● Dataset excerpt
^^^^^^^^^^^^^^^^

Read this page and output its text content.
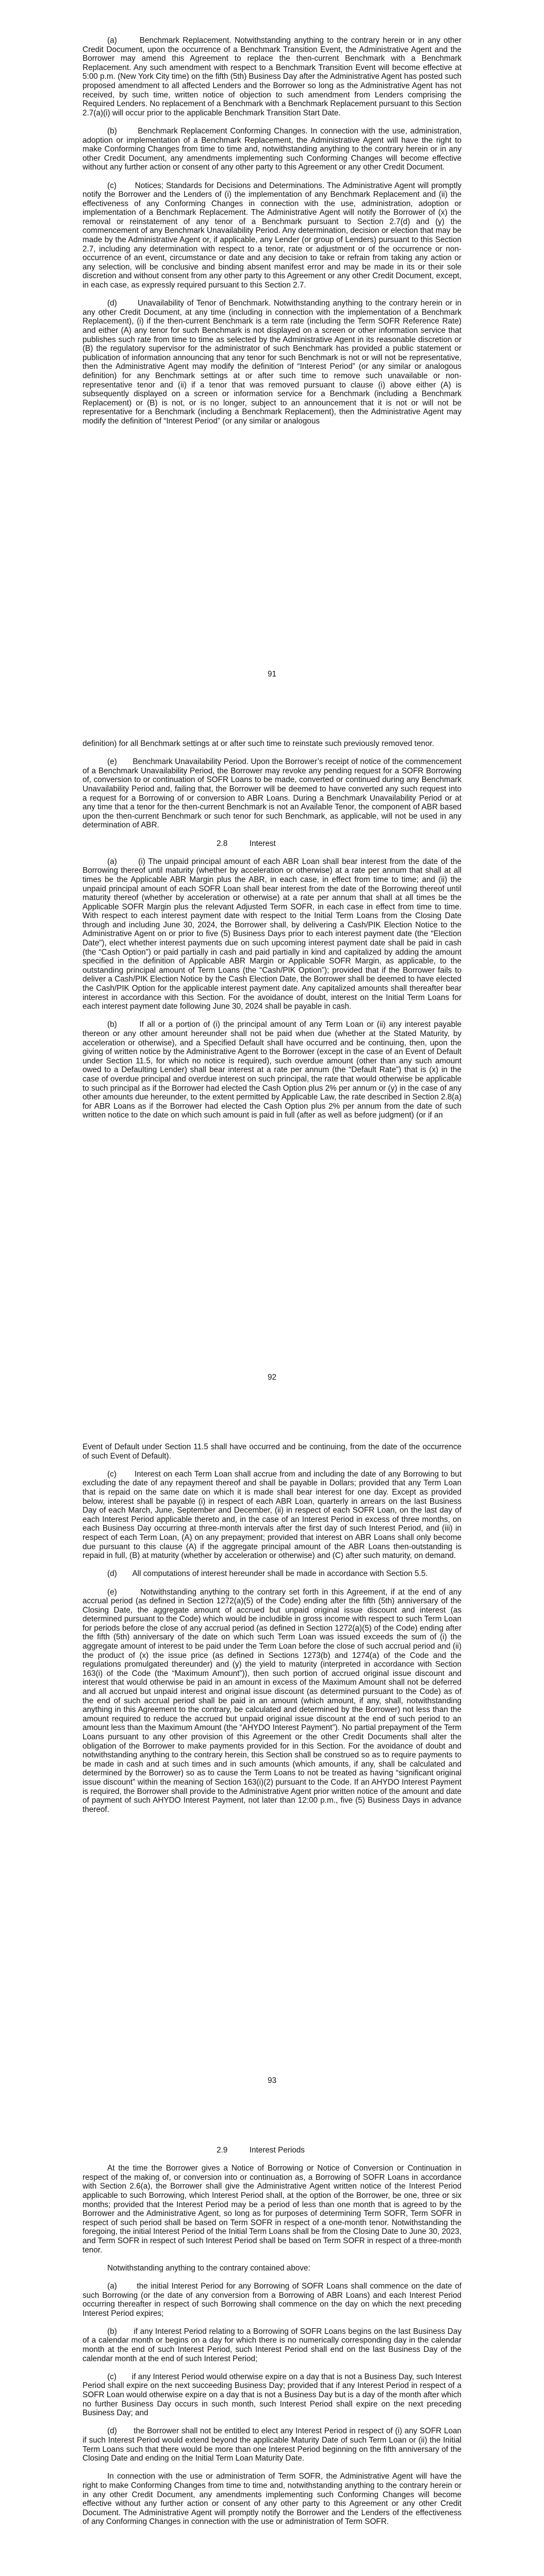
(a)       Benchmark Replacement. Notwithstanding anything to the contrary herein or in any other Credit Document, upon the occurrence of a Benchmark Transition Event, the Administrative Agent and the Borrower may amend this Agreement to replace the then-current Benchmark with a Benchmark Replacement. Any such amendment with respect to a Benchmark Transition Event will become effective at 5:00 p.m. (New York City time) on the fifth (5th) Business Day after the Administrative Agent has posted such proposed amendment to all affected Lenders and the Borrower so long as the Administrative Agent has not received, by such time, written notice of objection to such amendment from Lenders comprising the Required Lenders. No replacement of a Benchmark with a Benchmark Replacement pursuant to this Section 2.7(a)(i) will occur prior to the applicable Benchmark Transition Start Date.

(b)       Benchmark Replacement Conforming Changes. In connection with the use, administration, adoption or implementation of a Benchmark Replacement, the Administrative Agent will have the right to make Conforming Changes from time to time and, notwithstanding anything to the contrary herein or in any other Credit Document, any amendments implementing such Conforming Changes will become effective without any further action or consent of any other party to this Agreement or any other Credit Document.

(c)       Notices; Standards for Decisions and Determinations. The Administrative Agent will promptly notify the Borrower and the Lenders of (i) the implementation of any Benchmark Replacement and (ii) the effectiveness of any Conforming Changes in connection with the use, administration, adoption or implementation of a Benchmark Replacement. The Administrative Agent will notify the Borrower of (x) the removal or reinstatement of any tenor of a Benchmark pursuant to Section 2.7(d) and (y) the commencement of any Benchmark Unavailability Period. Any determination, decision or election that may be made by the Administrative Agent or, if applicable, any Lender (or group of Lenders) pursuant to this Section 2.7, including any determination with respect to a tenor, rate or adjustment or of the occurrence or non-occurrence of an event, circumstance or date and any decision to take or refrain from taking any action or any selection, will be conclusive and binding absent manifest error and may be made in its or their sole discretion and without consent from any other party to this Agreement or any other Credit Document, except, in each case, as expressly required pursuant to this Section 2.7.

(d)       Unavailability of Tenor of Benchmark. Notwithstanding anything to the contrary herein or in any other Credit Document, at any time (including in connection with the implementation of a Benchmark Replacement), (i) if the then-current Benchmark is a term rate (including the Term SOFR Reference Rate) and either (A) any tenor for such Benchmark is not displayed on a screen or other information service that publishes such rate from time to time as selected by the Administrative Agent in its reasonable discretion or (B) the regulatory supervisor for the administrator of such Benchmark has provided a public statement or publication of information announcing that any tenor for such Benchmark is not or will not be representative, then the Administrative Agent may modify the definition of “Interest Period” (or any similar or analogous definition) for any Benchmark settings at or after such time to remove such unavailable or non-representative tenor and (ii) if a tenor that was removed pursuant to clause (i) above either (A) is subsequently displayed on a screen or information service for a Benchmark (including a Benchmark Replacement) or (B) is not, or is no longer, subject to an announcement that it is not or will not be representative for a Benchmark (including a Benchmark Replacement), then the Administrative Agent may modify the definition of “Interest Period” (or any similar or analogous

91

definition) for all Benchmark settings at or after such time to reinstate such previously removed tenor.

(e)       Benchmark Unavailability Period. Upon the Borrower’s receipt of notice of the commencement of a Benchmark Unavailability Period, the Borrower may revoke any pending request for a SOFR Borrowing of, conversion to or continuation of SOFR Loans to be made, converted or continued during any Benchmark Unavailability Period and, failing that, the Borrower will be deemed to have converted any such request into a request for a Borrowing of or conversion to ABR Loans. During a Benchmark Unavailability Period or at any time that a tenor for the then-current Benchmark is not an Available Tenor, the component of ABR based upon the then-current Benchmark or such tenor for such Benchmark, as applicable, will not be used in any determination of ABR.

2.8          Interest

(a)       (i) The unpaid principal amount of each ABR Loan shall bear interest from the date of the Borrowing thereof until maturity (whether by acceleration or otherwise) at a rate per annum that shall at all times be the Applicable ABR Margin plus the ABR, in each case, in effect from time to time; and (ii) the unpaid principal amount of each SOFR Loan shall bear interest from the date of the Borrowing thereof until maturity thereof (whether by acceleration or otherwise) at a rate per annum that shall at all times be the Applicable SOFR Margin plus the relevant Adjusted Term SOFR, in each case in effect from time to time. With respect to each interest payment date with respect to the Initial Term Loans from the Closing Date through and including June 30, 2024, the Borrower shall, by delivering a Cash/PIK Election Notice to the Administrative Agent on or prior to five (5) Business Days prior to each interest payment date (the “Election Date”), elect whether interest payments due on such upcoming interest payment date shall be paid in cash (the “Cash Option”) or paid partially in cash and paid partially in kind and capitalized by adding the amount specified in the definition of Applicable ABR Margin or Applicable SOFR Margin, as applicable, to the outstanding principal amount of Term Loans (the “Cash/PIK Option”); provided that if the Borrower fails to deliver a Cash/PIK Election Notice by the Cash Election Date, the Borrower shall be deemed to have elected the Cash/PIK Option for the applicable interest payment date. Any capitalized amounts shall thereafter bear interest in accordance with this Section. For the avoidance of doubt, interest on the Initial Term Loans for each interest payment date following June 30, 2024 shall be payable in cash.

(b)       If all or a portion of (i) the principal amount of any Term Loan or (ii) any interest payable thereon or any other amount hereunder shall not be paid when due (whether at the Stated Maturity, by acceleration or otherwise), and a Specified Default shall have occurred and be continuing, then, upon the giving of written notice by the Administrative Agent to the Borrower (except in the case of an Event of Default under Section 11.5, for which no notice is required), such overdue amount (other than any such amount owed to a Defaulting Lender) shall bear interest at a rate per annum (the “Default Rate”) that is (x) in the case of overdue principal and overdue interest on such principal, the rate that would otherwise be applicable to such principal as if the Borrower had elected the Cash Option plus 2% per annum or (y) in the case of any other amounts due hereunder, to the extent permitted by Applicable Law, the rate described in Section 2.8(a) for ABR Loans as if the Borrower had elected the Cash Option plus 2% per annum from the date of such written notice to the date on which such amount is paid in full (after as well as before judgment) (or if an

92

Event of Default under Section 11.5 shall have occurred and be continuing, from the date of the occurrence of such Event of Default).

(c)       Interest on each Term Loan shall accrue from and including the date of any Borrowing to but excluding the date of any repayment thereof and shall be payable in Dollars; provided that any Term Loan that is repaid on the same date on which it is made shall bear interest for one day. Except as provided below, interest shall be payable (i) in respect of each ABR Loan, quarterly in arrears on the last Business Day of each March, June, September and December, (ii) in respect of each SOFR Loan, on the last day of each Interest Period applicable thereto and, in the case of an Interest Period in excess of three months, on each Business Day occurring at three-month intervals after the first day of such Interest Period, and (iii) in respect of each Term Loan, (A) on any prepayment; provided that interest on ABR Loans shall only become due pursuant to this clause (A) if the aggregate principal amount of the ABR Loans then-outstanding is repaid in full, (B) at maturity (whether by acceleration or otherwise) and (C) after such maturity, on demand.

(d)       All computations of interest hereunder shall be made in accordance with Section 5.5.

(e)       Notwithstanding anything to the contrary set forth in this Agreement, if at the end of any accrual period (as defined in Section 1272(a)(5) of the Code) ending after the fifth (5th) anniversary of the Closing Date, the aggregate amount of accrued but unpaid original issue discount and interest (as determined pursuant to the Code) which would be includible in gross income with respect to such Term Loan for periods before the close of any accrual period (as defined in Section 1272(a)(5) of the Code) ending after the fifth (5th) anniversary of the date on which such Term Loan was issued exceeds the sum of (i) the aggregate amount of interest to be paid under the Term Loan before the close of such accrual period and (ii) the product of (x) the issue price (as defined in Sections 1273(b) and 1274(a) of the Code and the regulations promulgated thereunder) and (y) the yield to maturity (interpreted in accordance with Section 163(i) of the Code (the “Maximum Amount”)), then such portion of accrued original issue discount and interest that would otherwise be paid in an amount in excess of the Maximum Amount shall not be deferred and all accrued but unpaid interest and original issue discount (as determined pursuant to the Code) as of the end of such accrual period shall be paid in an amount (which amount, if any, shall, notwithstanding anything in this Agreement to the contrary, be calculated and determined by the Borrower) not less than the amount required to reduce the accrued but unpaid original issue discount at the end of such period to an amount less than the Maximum Amount (the “AHYDO Interest Payment”). No partial prepayment of the Term Loans pursuant to any other provision of this Agreement or the other Credit Documents shall alter the obligation of the Borrower to make payments provided for in this Section. For the avoidance of doubt and notwithstanding anything to the contrary herein, this Section shall be construed so as to require payments to be made in cash and at such times and in such amounts (which amounts, if any, shall be calculated and determined by the Borrower) so as to cause the Term Loans to not be treated as having “significant original issue discount” within the meaning of Section 163(i)(2) pursuant to the Code. If an AHYDO Interest Payment is required, the Borrower shall provide to the Administrative Agent prior written notice of the amount and date of payment of such AHYDO Interest Payment, not later than 12:00 p.m., five (5) Business Days in advance thereof.

93

2.9          Interest Periods

At the time the Borrower gives a Notice of Borrowing or Notice of Conversion or Continuation in respect of the making of, or conversion into or continuation as, a Borrowing of SOFR Loans in accordance with Section 2.6(a), the Borrower shall give the Administrative Agent written notice of the Interest Period applicable to such Borrowing, which Interest Period shall, at the option of the Borrower, be one, three or six months; provided that the Interest Period may be a period of less than one month that is agreed to by the Borrower and the Administrative Agent, so long as for purposes of determining Term SOFR, Term SOFR in respect of such period shall be based on Term SOFR in respect of a one-month tenor. Notwithstanding the foregoing, the initial Interest Period of the Initial Term Loans shall be from the Closing Date to June 30, 2023, and Term SOFR in respect of such Interest Period shall be based on Term SOFR in respect of a three-month tenor.

Notwithstanding anything to the contrary contained above:

(a)       the initial Interest Period for any Borrowing of SOFR Loans shall commence on the date of such Borrowing (or the date of any conversion from a Borrowing of ABR Loans) and each Interest Period occurring thereafter in respect of such Borrowing shall commence on the day on which the next preceding Interest Period expires;

(b)       if any Interest Period relating to a Borrowing of SOFR Loans begins on the last Business Day of a calendar month or begins on a day for which there is no numerically corresponding day in the calendar month at the end of such Interest Period, such Interest Period shall end on the last Business Day of the calendar month at the end of such Interest Period;

(c)       if any Interest Period would otherwise expire on a day that is not a Business Day, such Interest Period shall expire on the next succeeding Business Day; provided that if any Interest Period in respect of a SOFR Loan would otherwise expire on a day that is not a Business Day but is a day of the month after which no further Business Day occurs in such month, such Interest Period shall expire on the next preceding Business Day; and

(d)       the Borrower shall not be entitled to elect any Interest Period in respect of (i) any SOFR Loan if such Interest Period would extend beyond the applicable Maturity Date of such Term Loan or (ii) the Initial Term Loans such that there would be more than one Interest Period beginning on the fifth anniversary of the Closing Date and ending on the Initial Term Loan Maturity Date.

In connection with the use or administration of Term SOFR, the Administrative Agent will have the right to make Conforming Changes from time to time and, notwithstanding anything to the contrary herein or in any other Credit Document, any amendments implementing such Conforming Changes will become effective without any further action or consent of any other party to this Agreement or any other Credit Document. The Administrative Agent will promptly notify the Borrower and the Lenders of the effectiveness of any Conforming Changes in connection with the use or administration of Term SOFR.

^^^^^^^^^^^^^^^^

How many lines of the records contain the string "occurred"? Respond with the number alone.

2